### Exercise instructions:
Could you print every record below exactly as it appears?

### Supplied material:
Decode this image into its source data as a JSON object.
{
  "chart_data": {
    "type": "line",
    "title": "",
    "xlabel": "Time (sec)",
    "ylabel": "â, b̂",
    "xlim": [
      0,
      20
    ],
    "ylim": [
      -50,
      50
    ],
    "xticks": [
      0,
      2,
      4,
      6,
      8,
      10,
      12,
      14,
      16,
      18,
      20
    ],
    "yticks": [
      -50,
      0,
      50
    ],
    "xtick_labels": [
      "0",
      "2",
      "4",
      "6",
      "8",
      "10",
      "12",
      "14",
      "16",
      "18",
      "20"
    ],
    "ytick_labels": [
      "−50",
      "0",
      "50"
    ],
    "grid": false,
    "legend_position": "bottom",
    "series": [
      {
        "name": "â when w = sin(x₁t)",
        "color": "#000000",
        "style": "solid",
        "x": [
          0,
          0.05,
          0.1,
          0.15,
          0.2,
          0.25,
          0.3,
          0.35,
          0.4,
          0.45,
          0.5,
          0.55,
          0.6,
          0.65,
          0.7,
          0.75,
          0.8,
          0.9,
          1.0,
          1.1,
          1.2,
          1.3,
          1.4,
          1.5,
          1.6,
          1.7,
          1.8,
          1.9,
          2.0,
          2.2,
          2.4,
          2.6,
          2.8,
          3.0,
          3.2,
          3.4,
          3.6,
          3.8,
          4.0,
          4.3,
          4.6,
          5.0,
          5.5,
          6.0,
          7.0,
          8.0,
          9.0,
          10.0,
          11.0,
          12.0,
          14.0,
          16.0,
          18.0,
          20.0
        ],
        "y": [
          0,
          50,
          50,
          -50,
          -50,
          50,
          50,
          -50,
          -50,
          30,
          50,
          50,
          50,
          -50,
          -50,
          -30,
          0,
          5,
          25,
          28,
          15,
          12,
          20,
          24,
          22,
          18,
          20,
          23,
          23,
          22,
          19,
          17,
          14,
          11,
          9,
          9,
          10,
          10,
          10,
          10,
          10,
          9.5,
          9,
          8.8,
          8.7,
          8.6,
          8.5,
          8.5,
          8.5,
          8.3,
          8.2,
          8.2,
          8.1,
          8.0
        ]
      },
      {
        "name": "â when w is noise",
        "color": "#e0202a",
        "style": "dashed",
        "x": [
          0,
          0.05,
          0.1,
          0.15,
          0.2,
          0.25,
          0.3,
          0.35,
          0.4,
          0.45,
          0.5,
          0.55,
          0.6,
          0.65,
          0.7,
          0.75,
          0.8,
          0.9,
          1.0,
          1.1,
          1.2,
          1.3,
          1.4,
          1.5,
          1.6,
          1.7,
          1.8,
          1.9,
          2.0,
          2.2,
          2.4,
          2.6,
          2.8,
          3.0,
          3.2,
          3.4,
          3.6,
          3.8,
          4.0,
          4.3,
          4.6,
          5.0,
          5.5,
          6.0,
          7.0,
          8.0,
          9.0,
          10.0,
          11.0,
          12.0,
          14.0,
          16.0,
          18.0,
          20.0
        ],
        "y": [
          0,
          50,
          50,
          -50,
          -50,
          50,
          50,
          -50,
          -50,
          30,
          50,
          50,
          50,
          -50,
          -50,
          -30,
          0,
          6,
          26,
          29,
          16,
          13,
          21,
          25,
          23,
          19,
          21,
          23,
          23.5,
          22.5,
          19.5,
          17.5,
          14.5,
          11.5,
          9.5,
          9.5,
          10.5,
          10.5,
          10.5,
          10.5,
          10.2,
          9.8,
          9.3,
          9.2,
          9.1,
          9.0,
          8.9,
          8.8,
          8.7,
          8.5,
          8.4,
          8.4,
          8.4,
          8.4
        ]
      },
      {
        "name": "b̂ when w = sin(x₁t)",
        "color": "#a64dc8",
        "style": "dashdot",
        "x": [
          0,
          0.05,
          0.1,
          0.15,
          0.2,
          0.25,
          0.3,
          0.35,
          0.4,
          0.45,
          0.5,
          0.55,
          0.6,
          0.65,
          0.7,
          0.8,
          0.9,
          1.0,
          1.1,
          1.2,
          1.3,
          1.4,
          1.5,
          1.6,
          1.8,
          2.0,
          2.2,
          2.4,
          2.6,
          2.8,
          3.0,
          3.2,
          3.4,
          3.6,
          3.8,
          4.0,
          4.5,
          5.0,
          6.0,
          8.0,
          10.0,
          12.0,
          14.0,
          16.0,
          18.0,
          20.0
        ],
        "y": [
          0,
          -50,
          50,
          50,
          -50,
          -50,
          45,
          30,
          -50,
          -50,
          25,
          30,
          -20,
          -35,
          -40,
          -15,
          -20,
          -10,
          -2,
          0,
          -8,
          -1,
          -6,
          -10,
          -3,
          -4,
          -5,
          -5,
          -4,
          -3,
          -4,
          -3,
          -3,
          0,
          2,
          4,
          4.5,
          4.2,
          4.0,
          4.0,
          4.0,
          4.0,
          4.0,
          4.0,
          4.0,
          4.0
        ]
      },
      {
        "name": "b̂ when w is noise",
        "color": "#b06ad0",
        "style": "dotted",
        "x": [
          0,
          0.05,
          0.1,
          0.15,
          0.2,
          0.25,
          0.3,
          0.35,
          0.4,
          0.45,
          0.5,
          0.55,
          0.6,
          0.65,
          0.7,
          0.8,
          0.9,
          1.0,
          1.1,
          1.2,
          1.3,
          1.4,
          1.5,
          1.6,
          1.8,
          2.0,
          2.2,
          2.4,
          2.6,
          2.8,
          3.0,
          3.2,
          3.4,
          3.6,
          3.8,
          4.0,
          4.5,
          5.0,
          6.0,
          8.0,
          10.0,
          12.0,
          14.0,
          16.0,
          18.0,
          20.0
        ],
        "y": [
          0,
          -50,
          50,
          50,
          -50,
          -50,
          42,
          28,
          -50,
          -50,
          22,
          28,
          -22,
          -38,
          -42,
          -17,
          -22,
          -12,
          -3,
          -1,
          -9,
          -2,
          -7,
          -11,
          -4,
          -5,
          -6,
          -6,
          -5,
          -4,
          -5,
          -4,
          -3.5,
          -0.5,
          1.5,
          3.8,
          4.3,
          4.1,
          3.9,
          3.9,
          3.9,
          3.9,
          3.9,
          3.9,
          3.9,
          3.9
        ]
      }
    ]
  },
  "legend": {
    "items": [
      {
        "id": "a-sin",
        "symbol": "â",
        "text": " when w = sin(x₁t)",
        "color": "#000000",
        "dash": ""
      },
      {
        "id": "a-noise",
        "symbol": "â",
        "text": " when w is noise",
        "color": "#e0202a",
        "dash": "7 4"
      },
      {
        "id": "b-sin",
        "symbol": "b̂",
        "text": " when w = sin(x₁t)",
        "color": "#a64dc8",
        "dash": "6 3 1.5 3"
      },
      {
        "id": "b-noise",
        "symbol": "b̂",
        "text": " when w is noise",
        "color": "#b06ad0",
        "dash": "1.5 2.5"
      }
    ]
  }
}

### Exercise answer:
Decode this image into its source data as a JSON object.
{
  "chart_data": {
    "type": "line",
    "title": "",
    "xlabel": "Time (sec)",
    "ylabel": "â, b̂",
    "xlim": [
      0,
      20
    ],
    "ylim": [
      -50,
      50
    ],
    "xticks": [
      0,
      2,
      4,
      6,
      8,
      10,
      12,
      14,
      16,
      18,
      20
    ],
    "yticks": [
      -50,
      0,
      50
    ],
    "xtick_labels": [
      "0",
      "2",
      "4",
      "6",
      "8",
      "10",
      "12",
      "14",
      "16",
      "18",
      "20"
    ],
    "ytick_labels": [
      "−50",
      "0",
      "50"
    ],
    "grid": false,
    "legend_position": "bottom",
    "series": [
      {
        "name": "â when w = sin(x₁t)",
        "color": "#000000",
        "style": "solid",
        "x": [
          0,
          0.05,
          0.1,
          0.15,
          0.2,
          0.25,
          0.3,
          0.35,
          0.4,
          0.45,
          0.5,
          0.55,
          0.6,
          0.65,
          0.7,
          0.75,
          0.8,
          0.9,
          1.0,
          1.1,
          1.2,
          1.3,
          1.4,
          1.5,
          1.6,
          1.7,
          1.8,
          1.9,
          2.0,
          2.2,
          2.4,
          2.6,
          2.8,
          3.0,
          3.2,
          3.4,
          3.6,
          3.8,
          4.0,
          4.3,
          4.6,
          5.0,
          5.5,
          6.0,
          7.0,
          8.0,
          9.0,
          10.0,
          11.0,
          12.0,
          14.0,
          16.0,
          18.0,
          20.0
        ],
        "y": [
          0,
          50,
          50,
          -50,
          -50,
          50,
          50,
          -50,
          -50,
          30,
          50,
          50,
          50,
          -50,
          -50,
          -30,
          0,
          5,
          25,
          28,
          15,
          12,
          20,
          24,
          22,
          18,
          20,
          23,
          23,
          22,
          19,
          17,
          14,
          11,
          9,
          9,
          10,
          10,
          10,
          10,
          10,
          9.5,
          9,
          8.8,
          8.7,
          8.6,
          8.5,
          8.5,
          8.5,
          8.3,
          8.2,
          8.2,
          8.1,
          8.0
        ]
      },
      {
        "name": "â when w is noise",
        "color": "#e0202a",
        "style": "dashed",
        "x": [
          0,
          0.05,
          0.1,
          0.15,
          0.2,
          0.25,
          0.3,
          0.35,
          0.4,
          0.45,
          0.5,
          0.55,
          0.6,
          0.65,
          0.7,
          0.75,
          0.8,
          0.9,
          1.0,
          1.1,
          1.2,
          1.3,
          1.4,
          1.5,
          1.6,
          1.7,
          1.8,
          1.9,
          2.0,
          2.2,
          2.4,
          2.6,
          2.8,
          3.0,
          3.2,
          3.4,
          3.6,
          3.8,
          4.0,
          4.3,
          4.6,
          5.0,
          5.5,
          6.0,
          7.0,
          8.0,
          9.0,
          10.0,
          11.0,
          12.0,
          14.0,
          16.0,
          18.0,
          20.0
        ],
        "y": [
          0,
          50,
          50,
          -50,
          -50,
          50,
          50,
          -50,
          -50,
          30,
          50,
          50,
          50,
          -50,
          -50,
          -30,
          0,
          6,
          26,
          29,
          16,
          13,
          21,
          25,
          23,
          19,
          21,
          23,
          23.5,
          22.5,
          19.5,
          17.5,
          14.5,
          11.5,
          9.5,
          9.5,
          10.5,
          10.5,
          10.5,
          10.5,
          10.2,
          9.8,
          9.3,
          9.2,
          9.1,
          9.0,
          8.9,
          8.8,
          8.7,
          8.5,
          8.4,
          8.4,
          8.4,
          8.4
        ]
      },
      {
        "name": "b̂ when w = sin(x₁t)",
        "color": "#a64dc8",
        "style": "dashdot",
        "x": [
          0,
          0.05,
          0.1,
          0.15,
          0.2,
          0.25,
          0.3,
          0.35,
          0.4,
          0.45,
          0.5,
          0.55,
          0.6,
          0.65,
          0.7,
          0.8,
          0.9,
          1.0,
          1.1,
          1.2,
          1.3,
          1.4,
          1.5,
          1.6,
          1.8,
          2.0,
          2.2,
          2.4,
          2.6,
          2.8,
          3.0,
          3.2,
          3.4,
          3.6,
          3.8,
          4.0,
          4.5,
          5.0,
          6.0,
          8.0,
          10.0,
          12.0,
          14.0,
          16.0,
          18.0,
          20.0
        ],
        "y": [
          0,
          -50,
          50,
          50,
          -50,
          -50,
          45,
          30,
          -50,
          -50,
          25,
          30,
          -20,
          -35,
          -40,
          -15,
          -20,
          -10,
          -2,
          0,
          -8,
          -1,
          -6,
          -10,
          -3,
          -4,
          -5,
          -5,
          -4,
          -3,
          -4,
          -3,
          -3,
          0,
          2,
          4,
          4.5,
          4.2,
          4.0,
          4.0,
          4.0,
          4.0,
          4.0,
          4.0,
          4.0,
          4.0
        ]
      },
      {
        "name": "b̂ when w is noise",
        "color": "#b06ad0",
        "style": "dotted",
        "x": [
          0,
          0.05,
          0.1,
          0.15,
          0.2,
          0.25,
          0.3,
          0.35,
          0.4,
          0.45,
          0.5,
          0.55,
          0.6,
          0.65,
          0.7,
          0.8,
          0.9,
          1.0,
          1.1,
          1.2,
          1.3,
          1.4,
          1.5,
          1.6,
          1.8,
          2.0,
          2.2,
          2.4,
          2.6,
          2.8,
          3.0,
          3.2,
          3.4,
          3.6,
          3.8,
          4.0,
          4.5,
          5.0,
          6.0,
          8.0,
          10.0,
          12.0,
          14.0,
          16.0,
          18.0,
          20.0
        ],
        "y": [
          0,
          -50,
          50,
          50,
          -50,
          -50,
          42,
          28,
          -50,
          -50,
          22,
          28,
          -22,
          -38,
          -42,
          -17,
          -22,
          -12,
          -3,
          -1,
          -9,
          -2,
          -7,
          -11,
          -4,
          -5,
          -6,
          -6,
          -5,
          -4,
          -5,
          -4,
          -3.5,
          -0.5,
          1.5,
          3.8,
          4.3,
          4.1,
          3.9,
          3.9,
          3.9,
          3.9,
          3.9,
          3.9,
          3.9,
          3.9
        ]
      }
    ]
  },
  "legend": {
    "items": [
      {
        "id": "a-sin",
        "symbol": "â",
        "text": " when w = sin(x₁t)",
        "color": "#000000",
        "dash": ""
      },
      {
        "id": "a-noise",
        "symbol": "â",
        "text": " when w is noise",
        "color": "#e0202a",
        "dash": "7 4"
      },
      {
        "id": "b-sin",
        "symbol": "b̂",
        "text": " when w = sin(x₁t)",
        "color": "#a64dc8",
        "dash": "6 3 1.5 3"
      },
      {
        "id": "b-noise",
        "symbol": "b̂",
        "text": " when w is noise",
        "color": "#b06ad0",
        "dash": "1.5 2.5"
      }
    ]
  }
}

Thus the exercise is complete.